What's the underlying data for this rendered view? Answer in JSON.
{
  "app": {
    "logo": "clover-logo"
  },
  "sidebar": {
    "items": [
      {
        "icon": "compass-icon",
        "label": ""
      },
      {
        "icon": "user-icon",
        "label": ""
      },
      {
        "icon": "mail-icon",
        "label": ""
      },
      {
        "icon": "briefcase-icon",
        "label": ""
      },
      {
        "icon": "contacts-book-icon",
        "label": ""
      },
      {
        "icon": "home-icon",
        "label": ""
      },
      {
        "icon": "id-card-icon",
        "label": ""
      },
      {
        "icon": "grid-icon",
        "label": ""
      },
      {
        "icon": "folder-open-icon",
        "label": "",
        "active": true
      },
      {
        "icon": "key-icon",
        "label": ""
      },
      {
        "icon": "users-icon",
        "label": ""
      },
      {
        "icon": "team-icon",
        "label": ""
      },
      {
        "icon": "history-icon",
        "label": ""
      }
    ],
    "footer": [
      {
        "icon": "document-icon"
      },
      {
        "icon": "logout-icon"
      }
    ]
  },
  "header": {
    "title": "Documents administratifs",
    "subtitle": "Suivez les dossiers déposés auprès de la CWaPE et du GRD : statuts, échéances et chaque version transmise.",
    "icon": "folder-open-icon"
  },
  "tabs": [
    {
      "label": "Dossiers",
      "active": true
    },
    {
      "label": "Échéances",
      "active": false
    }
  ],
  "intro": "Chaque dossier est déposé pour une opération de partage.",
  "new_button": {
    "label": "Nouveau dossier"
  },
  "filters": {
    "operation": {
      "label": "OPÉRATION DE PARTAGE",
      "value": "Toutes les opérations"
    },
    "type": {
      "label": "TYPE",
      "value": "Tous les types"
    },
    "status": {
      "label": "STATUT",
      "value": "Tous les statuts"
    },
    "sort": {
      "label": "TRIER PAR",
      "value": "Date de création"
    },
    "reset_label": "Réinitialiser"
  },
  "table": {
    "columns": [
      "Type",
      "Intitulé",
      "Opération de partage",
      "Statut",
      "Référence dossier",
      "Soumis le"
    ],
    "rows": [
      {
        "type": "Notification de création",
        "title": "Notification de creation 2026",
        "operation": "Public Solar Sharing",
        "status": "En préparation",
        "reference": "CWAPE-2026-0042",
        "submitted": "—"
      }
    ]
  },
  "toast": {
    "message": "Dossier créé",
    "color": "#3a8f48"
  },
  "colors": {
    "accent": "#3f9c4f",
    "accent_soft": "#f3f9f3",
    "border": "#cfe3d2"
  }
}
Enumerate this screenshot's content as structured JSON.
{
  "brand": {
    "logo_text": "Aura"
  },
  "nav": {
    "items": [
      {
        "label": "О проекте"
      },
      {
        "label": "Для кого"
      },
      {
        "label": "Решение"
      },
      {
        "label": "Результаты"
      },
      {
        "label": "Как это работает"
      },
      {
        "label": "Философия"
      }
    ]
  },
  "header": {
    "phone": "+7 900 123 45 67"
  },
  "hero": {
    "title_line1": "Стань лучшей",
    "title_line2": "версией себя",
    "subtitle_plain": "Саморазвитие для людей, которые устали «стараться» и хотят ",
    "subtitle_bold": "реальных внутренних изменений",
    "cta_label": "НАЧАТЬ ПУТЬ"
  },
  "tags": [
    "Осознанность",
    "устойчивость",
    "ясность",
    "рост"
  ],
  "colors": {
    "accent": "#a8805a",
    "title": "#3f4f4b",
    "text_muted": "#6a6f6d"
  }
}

------------------------------

— Work to complete —
Quote each line of the data above exactly as written.

— Solved problem —
What's the underlying data for this rendered view? Answer in JSON.
{
  "app": {
    "logo": "clover-logo"
  },
  "sidebar": {
    "items": [
      {
        "icon": "compass-icon",
        "label": ""
      },
      {
        "icon": "user-icon",
        "label": ""
      },
      {
        "icon": "mail-icon",
        "label": ""
      },
      {
        "icon": "briefcase-icon",
        "label": ""
      },
      {
        "icon": "contacts-book-icon",
        "label": ""
      },
      {
        "icon": "home-icon",
        "label": ""
      },
      {
        "icon": "id-card-icon",
        "label": ""
      },
      {
        "icon": "grid-icon",
        "label": ""
      },
      {
        "icon": "folder-open-icon",
        "label": "",
        "active": true
      },
      {
        "icon": "key-icon",
        "label": ""
      },
      {
        "icon": "users-icon",
        "label": ""
      },
      {
        "icon": "team-icon",
        "label": ""
      },
      {
        "icon": "history-icon",
        "label": ""
      }
    ],
    "footer": [
      {
        "icon": "document-icon"
      },
      {
        "icon": "logout-icon"
      }
    ]
  },
  "header": {
    "title": "Documents administratifs",
    "subtitle": "Suivez les dossiers déposés auprès de la CWaPE et du GRD : statuts, échéances et chaque version transmise.",
    "icon": "folder-open-icon"
  },
  "tabs": [
    {
      "label": "Dossiers",
      "active": true
    },
    {
      "label": "Échéances",
      "active": false
    }
  ],
  "intro": "Chaque dossier est déposé pour une opération de partage.",
  "new_button": {
    "label": "Nouveau dossier"
  },
  "filters": {
    "operation": {
      "label": "OPÉRATION DE PARTAGE",
      "value": "Toutes les opérations"
    },
    "type": {
      "label": "TYPE",
      "value": "Tous les types"
    },
    "status": {
      "label": "STATUT",
      "value": "Tous les statuts"
    },
    "sort": {
      "label": "TRIER PAR",
      "value": "Date de création"
    },
    "reset_label": "Réinitialiser"
  },
  "table": {
    "columns": [
      "Type",
      "Intitulé",
      "Opération de partage",
      "Statut",
      "Référence dossier",
      "Soumis le"
    ],
    "rows": [
      {
        "type": "Notification de création",
        "title": "Notification de creation 2026",
        "operation": "Public Solar Sharing",
        "status": "En préparation",
        "reference": "CWAPE-2026-0042",
        "submitted": "—"
      }
    ]
  },
  "toast": {
    "message": "Dossier créé",
    "color": "#3a8f48"
  },
  "colors": {
    "accent": "#3f9c4f",
    "accent_soft": "#f3f9f3",
    "border": "#cfe3d2"
  }
}
Enumerate this screenshot's content as structured JSON.
{
  "brand": {
    "logo_text": "Aura"
  },
  "nav": {
    "items": [
      {
        "label": "О проекте"
      },
      {
        "label": "Для кого"
      },
      {
        "label": "Решение"
      },
      {
        "label": "Результаты"
      },
      {
        "label": "Как это работает"
      },
      {
        "label": "Философия"
      }
    ]
  },
  "header": {
    "phone": "+7 900 123 45 67"
  },
  "hero": {
    "title_line1": "Стань лучшей",
    "title_line2": "версией себя",
    "subtitle_plain": "Саморазвитие для людей, которые устали «стараться» и хотят ",
    "subtitle_bold": "реальных внутренних изменений",
    "cta_label": "НАЧАТЬ ПУТЬ"
  },
  "tags": [
    "Осознанность",
    "устойчивость",
    "ясность",
    "рост"
  ],
  "colors": {
    "accent": "#a8805a",
    "title": "#3f4f4b",
    "text_muted": "#6a6f6d"
  }
}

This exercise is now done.